In the records below, find each line with the word "Root" and copy it.

· · · · · · ·

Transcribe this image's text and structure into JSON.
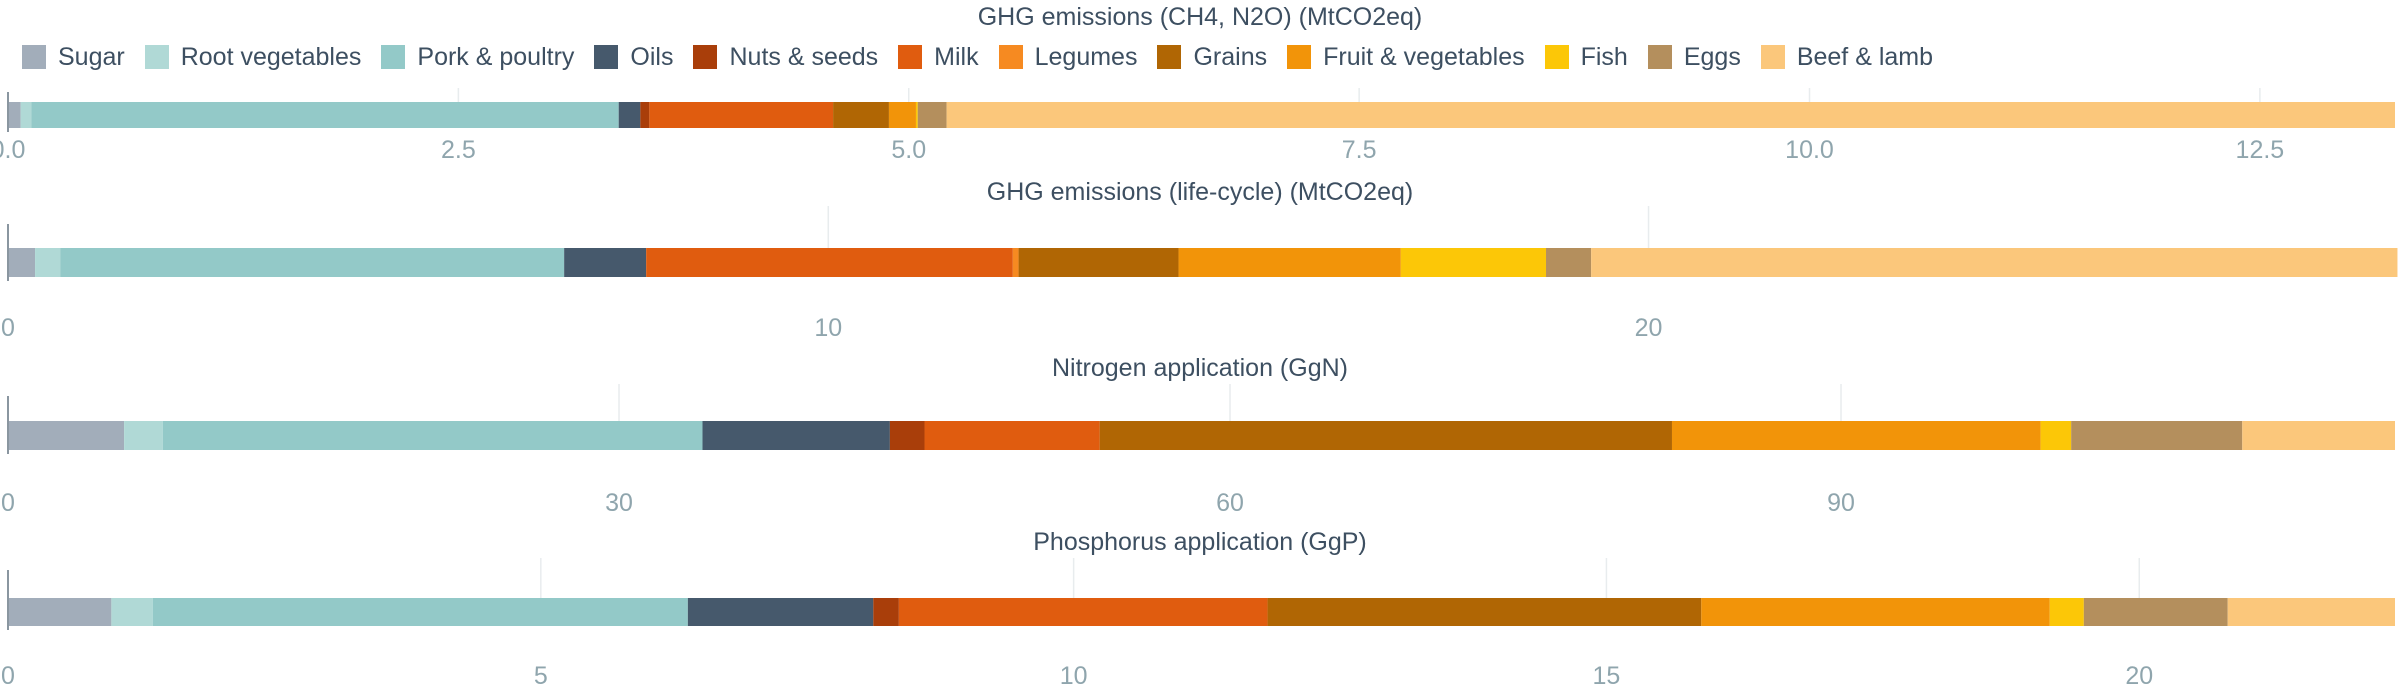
{
  "categories": [
    "Sugar",
    "Root vegetables",
    "Pork & poultry",
    "Oils",
    "Nuts & seeds",
    "Milk",
    "Legumes",
    "Grains",
    "Fruit & vegetables",
    "Fish",
    "Eggs",
    "Beef & lamb"
  ],
  "colors": {
    "Sugar": "#a2adba",
    "Root vegetables": "#b0d9d6",
    "Pork & poultry": "#93c9c8",
    "Oils": "#46596c",
    "Nuts & seeds": "#a93e0a",
    "Milk": "#e05c0f",
    "Legumes": "#f68a21",
    "Grains": "#b06604",
    "Fruit & vegetables": "#f29409",
    "Fish": "#fcc707",
    "Eggs": "#b48f5d",
    "Beef & lamb": "#fbc77b"
  },
  "text_color": "#3d4f61",
  "tick_color": "#8fa5ad",
  "chart_data": [
    {
      "type": "bar",
      "orientation": "horizontal",
      "stacked": true,
      "title": "GHG emissions (CH4, N2O) (MtCO2eq)",
      "xlim": [
        0,
        13.25
      ],
      "ticks": [
        0,
        2.5,
        5,
        7.5,
        10,
        12.5
      ],
      "tick_labels": [
        "0.0",
        "2.5",
        "5.0",
        "7.5",
        "10.0",
        "12.5"
      ],
      "values": [
        0.07,
        0.06,
        3.26,
        0.12,
        0.05,
        1.02,
        0.0,
        0.31,
        0.15,
        0.01,
        0.16,
        8.04
      ]
    },
    {
      "type": "bar",
      "orientation": "horizontal",
      "stacked": true,
      "title": "GHG emissions (life-cycle) (MtCO2eq)",
      "xlim": [
        0,
        29.1
      ],
      "ticks": [
        0,
        10,
        20
      ],
      "tick_labels": [
        "0",
        "10",
        "20"
      ],
      "values": [
        0.33,
        0.31,
        6.14,
        1.0,
        0.0,
        4.47,
        0.07,
        1.95,
        2.71,
        1.77,
        0.55,
        9.83
      ]
    },
    {
      "type": "bar",
      "orientation": "horizontal",
      "stacked": true,
      "title": "Nitrogen application (GgN)",
      "xlim": [
        0,
        117.2
      ],
      "ticks": [
        0,
        30,
        60,
        90
      ],
      "tick_labels": [
        "0",
        "30",
        "60",
        "90"
      ],
      "values": [
        5.7,
        1.9,
        26.5,
        9.2,
        1.7,
        8.6,
        0.0,
        28.1,
        18.1,
        1.5,
        8.4,
        7.5
      ]
    },
    {
      "type": "bar",
      "orientation": "horizontal",
      "stacked": true,
      "title": "Phosphorus application (GgP)",
      "xlim": [
        0,
        22.4
      ],
      "ticks": [
        0,
        5,
        10,
        15,
        20
      ],
      "tick_labels": [
        "0",
        "5",
        "10",
        "15",
        "20"
      ],
      "values": [
        0.97,
        0.39,
        5.02,
        1.74,
        0.24,
        3.46,
        0.0,
        4.07,
        3.27,
        0.32,
        1.35,
        1.57
      ]
    }
  ]
}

· · · · · · ·

REPLY:
    "Root vegetables",
    "Root vegetables": "#b0d9d6",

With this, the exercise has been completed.